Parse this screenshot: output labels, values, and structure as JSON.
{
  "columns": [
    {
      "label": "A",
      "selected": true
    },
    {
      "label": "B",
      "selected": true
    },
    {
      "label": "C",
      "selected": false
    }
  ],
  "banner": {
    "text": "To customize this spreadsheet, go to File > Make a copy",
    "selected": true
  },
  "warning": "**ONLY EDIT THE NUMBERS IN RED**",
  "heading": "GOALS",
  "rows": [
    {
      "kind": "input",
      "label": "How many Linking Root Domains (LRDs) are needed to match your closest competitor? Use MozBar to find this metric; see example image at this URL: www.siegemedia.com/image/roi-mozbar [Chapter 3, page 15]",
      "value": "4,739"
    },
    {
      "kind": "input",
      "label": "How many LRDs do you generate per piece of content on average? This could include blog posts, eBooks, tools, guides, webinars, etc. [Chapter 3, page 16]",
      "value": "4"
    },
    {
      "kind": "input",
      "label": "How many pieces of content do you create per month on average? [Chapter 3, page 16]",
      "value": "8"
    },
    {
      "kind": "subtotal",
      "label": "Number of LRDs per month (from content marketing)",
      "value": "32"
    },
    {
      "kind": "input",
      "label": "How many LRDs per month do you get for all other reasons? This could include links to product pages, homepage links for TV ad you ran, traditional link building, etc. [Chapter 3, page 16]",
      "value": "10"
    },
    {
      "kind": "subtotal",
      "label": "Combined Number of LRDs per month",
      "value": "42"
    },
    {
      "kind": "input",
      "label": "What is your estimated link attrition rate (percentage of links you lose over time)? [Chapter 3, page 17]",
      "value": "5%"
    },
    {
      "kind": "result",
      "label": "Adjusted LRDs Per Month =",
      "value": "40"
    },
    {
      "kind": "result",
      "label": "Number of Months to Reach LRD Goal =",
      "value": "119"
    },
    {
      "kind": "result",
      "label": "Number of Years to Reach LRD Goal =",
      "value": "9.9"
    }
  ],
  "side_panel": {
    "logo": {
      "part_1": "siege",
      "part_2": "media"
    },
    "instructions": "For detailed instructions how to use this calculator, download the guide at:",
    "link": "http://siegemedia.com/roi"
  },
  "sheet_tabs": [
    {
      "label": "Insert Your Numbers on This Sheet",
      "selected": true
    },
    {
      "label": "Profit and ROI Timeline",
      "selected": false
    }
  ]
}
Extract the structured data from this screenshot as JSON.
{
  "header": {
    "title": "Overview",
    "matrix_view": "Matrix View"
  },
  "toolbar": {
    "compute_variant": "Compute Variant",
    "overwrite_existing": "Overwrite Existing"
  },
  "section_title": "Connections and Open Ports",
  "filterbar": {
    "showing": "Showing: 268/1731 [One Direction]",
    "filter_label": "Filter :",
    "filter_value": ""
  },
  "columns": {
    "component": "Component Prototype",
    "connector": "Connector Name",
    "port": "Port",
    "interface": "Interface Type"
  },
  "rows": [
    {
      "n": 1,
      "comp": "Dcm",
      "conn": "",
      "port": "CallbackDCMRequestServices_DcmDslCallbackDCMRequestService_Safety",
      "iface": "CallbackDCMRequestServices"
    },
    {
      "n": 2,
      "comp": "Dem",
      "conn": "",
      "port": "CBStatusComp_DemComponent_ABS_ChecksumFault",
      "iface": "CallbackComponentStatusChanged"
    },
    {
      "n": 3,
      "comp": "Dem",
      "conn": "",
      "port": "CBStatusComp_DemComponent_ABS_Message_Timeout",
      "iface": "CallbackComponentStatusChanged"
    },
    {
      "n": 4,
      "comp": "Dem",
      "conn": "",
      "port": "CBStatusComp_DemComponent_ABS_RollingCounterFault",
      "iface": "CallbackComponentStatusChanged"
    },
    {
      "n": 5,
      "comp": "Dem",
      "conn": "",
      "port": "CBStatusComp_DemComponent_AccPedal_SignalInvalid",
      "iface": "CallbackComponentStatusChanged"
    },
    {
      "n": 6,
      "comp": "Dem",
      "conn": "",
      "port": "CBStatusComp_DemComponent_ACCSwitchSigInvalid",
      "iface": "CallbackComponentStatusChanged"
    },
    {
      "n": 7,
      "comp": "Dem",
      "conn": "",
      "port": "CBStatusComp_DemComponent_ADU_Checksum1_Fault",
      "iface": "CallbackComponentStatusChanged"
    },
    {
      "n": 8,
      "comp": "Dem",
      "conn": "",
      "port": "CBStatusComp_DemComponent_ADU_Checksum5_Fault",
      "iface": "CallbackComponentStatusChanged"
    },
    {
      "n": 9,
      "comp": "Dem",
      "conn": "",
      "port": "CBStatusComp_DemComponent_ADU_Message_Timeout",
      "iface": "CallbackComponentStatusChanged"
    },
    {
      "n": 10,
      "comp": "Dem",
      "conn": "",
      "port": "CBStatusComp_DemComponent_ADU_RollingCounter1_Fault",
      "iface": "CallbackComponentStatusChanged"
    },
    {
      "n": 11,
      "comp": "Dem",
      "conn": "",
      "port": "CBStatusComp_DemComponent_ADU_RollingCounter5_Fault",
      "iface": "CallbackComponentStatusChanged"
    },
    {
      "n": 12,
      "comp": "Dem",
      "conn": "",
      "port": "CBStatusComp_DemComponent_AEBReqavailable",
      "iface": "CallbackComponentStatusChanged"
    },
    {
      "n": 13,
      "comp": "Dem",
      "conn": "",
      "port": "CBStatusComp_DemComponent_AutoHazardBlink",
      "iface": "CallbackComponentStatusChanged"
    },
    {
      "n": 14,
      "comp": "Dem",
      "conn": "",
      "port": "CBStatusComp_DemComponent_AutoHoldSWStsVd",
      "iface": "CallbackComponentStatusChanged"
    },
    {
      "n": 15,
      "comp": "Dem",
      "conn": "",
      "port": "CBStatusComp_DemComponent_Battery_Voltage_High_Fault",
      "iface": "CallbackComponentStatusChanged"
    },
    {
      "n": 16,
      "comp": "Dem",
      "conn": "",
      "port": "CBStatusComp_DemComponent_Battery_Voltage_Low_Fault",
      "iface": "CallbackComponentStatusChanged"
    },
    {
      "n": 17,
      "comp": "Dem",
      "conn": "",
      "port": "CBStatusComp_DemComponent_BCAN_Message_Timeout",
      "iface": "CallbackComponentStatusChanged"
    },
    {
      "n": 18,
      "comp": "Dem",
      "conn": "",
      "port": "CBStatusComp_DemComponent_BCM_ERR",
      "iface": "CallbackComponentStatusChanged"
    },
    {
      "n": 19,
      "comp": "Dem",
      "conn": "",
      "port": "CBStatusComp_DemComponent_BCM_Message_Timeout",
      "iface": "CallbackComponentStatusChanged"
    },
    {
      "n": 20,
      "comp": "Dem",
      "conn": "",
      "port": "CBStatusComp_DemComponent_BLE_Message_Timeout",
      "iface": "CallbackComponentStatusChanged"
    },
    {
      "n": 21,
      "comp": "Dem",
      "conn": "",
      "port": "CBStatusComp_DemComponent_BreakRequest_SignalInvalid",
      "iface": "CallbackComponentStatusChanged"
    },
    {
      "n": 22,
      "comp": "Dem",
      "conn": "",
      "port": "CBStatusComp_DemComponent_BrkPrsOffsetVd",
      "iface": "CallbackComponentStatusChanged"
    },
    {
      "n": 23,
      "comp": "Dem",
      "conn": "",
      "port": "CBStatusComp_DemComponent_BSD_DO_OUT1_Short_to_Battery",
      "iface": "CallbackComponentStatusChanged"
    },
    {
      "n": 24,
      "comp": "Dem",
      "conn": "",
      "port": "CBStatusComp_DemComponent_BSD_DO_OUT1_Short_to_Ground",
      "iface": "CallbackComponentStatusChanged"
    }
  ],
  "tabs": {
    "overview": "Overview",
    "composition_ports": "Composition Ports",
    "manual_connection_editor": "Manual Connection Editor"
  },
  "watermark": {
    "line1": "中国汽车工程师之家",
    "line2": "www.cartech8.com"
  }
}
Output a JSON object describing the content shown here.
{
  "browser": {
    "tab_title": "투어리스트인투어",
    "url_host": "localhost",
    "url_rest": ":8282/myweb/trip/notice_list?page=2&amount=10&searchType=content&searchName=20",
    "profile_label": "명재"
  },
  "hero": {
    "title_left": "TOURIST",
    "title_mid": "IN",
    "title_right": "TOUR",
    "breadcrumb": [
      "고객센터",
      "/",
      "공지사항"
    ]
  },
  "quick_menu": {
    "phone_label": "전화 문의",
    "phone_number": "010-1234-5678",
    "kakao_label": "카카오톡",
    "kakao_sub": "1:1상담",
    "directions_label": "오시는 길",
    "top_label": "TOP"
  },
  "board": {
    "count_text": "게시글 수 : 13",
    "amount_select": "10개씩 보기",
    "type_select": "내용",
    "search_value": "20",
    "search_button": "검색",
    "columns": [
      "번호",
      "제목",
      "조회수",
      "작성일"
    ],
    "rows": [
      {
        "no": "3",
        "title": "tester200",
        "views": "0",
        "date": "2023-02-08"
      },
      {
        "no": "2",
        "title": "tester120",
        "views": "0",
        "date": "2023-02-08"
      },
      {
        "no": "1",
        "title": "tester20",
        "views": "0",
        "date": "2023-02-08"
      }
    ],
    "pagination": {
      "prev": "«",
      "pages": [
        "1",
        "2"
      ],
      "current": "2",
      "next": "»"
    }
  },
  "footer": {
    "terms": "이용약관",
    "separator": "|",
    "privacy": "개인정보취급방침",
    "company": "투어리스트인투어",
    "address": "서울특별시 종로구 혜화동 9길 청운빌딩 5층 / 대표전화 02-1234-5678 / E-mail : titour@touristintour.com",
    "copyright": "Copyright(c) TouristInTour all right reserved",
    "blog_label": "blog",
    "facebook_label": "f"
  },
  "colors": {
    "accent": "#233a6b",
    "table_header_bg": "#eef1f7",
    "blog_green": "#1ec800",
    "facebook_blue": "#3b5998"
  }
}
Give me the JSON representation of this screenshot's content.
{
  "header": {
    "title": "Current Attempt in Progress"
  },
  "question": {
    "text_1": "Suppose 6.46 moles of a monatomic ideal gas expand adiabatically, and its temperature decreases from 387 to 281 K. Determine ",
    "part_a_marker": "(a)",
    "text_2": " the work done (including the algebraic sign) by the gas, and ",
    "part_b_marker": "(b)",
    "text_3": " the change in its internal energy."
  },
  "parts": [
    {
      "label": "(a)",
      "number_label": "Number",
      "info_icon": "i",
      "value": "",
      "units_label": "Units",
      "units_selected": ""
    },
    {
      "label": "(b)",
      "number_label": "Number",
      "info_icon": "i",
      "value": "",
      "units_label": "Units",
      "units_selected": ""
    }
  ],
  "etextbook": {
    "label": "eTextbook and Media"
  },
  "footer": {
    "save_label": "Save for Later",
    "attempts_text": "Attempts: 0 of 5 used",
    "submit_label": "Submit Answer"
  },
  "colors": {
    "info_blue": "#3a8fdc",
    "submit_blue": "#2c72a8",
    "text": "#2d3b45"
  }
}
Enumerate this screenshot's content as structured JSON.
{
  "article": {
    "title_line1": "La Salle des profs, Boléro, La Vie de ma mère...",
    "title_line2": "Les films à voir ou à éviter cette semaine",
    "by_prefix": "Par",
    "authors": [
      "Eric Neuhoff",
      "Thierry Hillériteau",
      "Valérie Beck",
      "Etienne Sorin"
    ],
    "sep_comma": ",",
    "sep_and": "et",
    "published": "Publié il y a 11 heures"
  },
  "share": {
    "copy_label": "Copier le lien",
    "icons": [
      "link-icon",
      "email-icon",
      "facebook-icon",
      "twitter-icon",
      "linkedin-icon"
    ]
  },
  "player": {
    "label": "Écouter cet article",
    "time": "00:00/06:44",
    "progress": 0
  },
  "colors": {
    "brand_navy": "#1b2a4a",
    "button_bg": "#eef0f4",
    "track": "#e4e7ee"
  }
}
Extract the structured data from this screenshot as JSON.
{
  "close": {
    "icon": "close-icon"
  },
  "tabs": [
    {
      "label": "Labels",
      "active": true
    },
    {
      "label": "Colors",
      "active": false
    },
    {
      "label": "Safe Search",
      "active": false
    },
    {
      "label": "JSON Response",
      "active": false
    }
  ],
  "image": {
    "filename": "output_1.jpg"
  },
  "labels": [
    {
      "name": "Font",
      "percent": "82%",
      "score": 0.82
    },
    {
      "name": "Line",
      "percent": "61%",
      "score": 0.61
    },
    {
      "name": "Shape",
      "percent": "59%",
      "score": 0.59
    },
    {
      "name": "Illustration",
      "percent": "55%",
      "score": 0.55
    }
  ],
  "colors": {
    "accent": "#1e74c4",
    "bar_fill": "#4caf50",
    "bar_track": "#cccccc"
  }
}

Task to carry out ▸
Transcribe, word for word, every line from the one containing "Enumerate this screenshot's" through the final line of the entries, and nothing else.

The answer ▸
Enumerate this screenshot's content as structured JSON.
{
  "article": {
    "title_line1": "La Salle des profs, Boléro, La Vie de ma mère...",
    "title_line2": "Les films à voir ou à éviter cette semaine",
    "by_prefix": "Par",
    "authors": [
      "Eric Neuhoff",
      "Thierry Hillériteau",
      "Valérie Beck",
      "Etienne Sorin"
    ],
    "sep_comma": ",",
    "sep_and": "et",
    "published": "Publié il y a 11 heures"
  },
  "share": {
    "copy_label": "Copier le lien",
    "icons": [
      "link-icon",
      "email-icon",
      "facebook-icon",
      "twitter-icon",
      "linkedin-icon"
    ]
  },
  "player": {
    "label": "Écouter cet article",
    "time": "00:00/06:44",
    "progress": 0
  },
  "colors": {
    "brand_navy": "#1b2a4a",
    "button_bg": "#eef0f4",
    "track": "#e4e7ee"
  }
}
Extract the structured data from this screenshot as JSON.
{
  "close": {
    "icon": "close-icon"
  },
  "tabs": [
    {
      "label": "Labels",
      "active": true
    },
    {
      "label": "Colors",
      "active": false
    },
    {
      "label": "Safe Search",
      "active": false
    },
    {
      "label": "JSON Response",
      "active": false
    }
  ],
  "image": {
    "filename": "output_1.jpg"
  },
  "labels": [
    {
      "name": "Font",
      "percent": "82%",
      "score": 0.82
    },
    {
      "name": "Line",
      "percent": "61%",
      "score": 0.61
    },
    {
      "name": "Shape",
      "percent": "59%",
      "score": 0.59
    },
    {
      "name": "Illustration",
      "percent": "55%",
      "score": 0.55
    }
  ],
  "colors": {
    "accent": "#1e74c4",
    "bar_fill": "#4caf50",
    "bar_track": "#cccccc"
  }
}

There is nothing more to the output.